== TASK TO COMPLETE ==
Output every entry exactly as written, but omit the pictures.

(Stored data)
□ □ □ □

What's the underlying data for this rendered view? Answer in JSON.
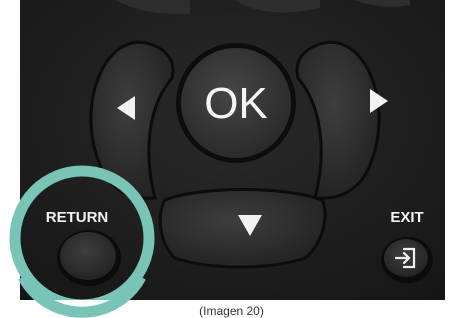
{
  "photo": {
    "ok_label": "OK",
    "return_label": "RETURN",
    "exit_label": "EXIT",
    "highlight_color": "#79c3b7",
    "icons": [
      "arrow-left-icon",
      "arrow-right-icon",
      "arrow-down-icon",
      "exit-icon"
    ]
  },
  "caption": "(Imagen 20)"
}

□ □ □ □

== EXERCISE OUTPUT ==
What's the underlying data for this rendered view? Answer in JSON.
{
  "photo": {
    "ok_label": "OK",
    "return_label": "RETURN",
    "exit_label": "EXIT",
    "highlight_color": "#79c3b7",
    "icons": [
      "arrow-left-icon",
      "arrow-right-icon",
      "arrow-down-icon",
      "exit-icon"
    ]
  },
  "caption": "(Imagen 20)"
}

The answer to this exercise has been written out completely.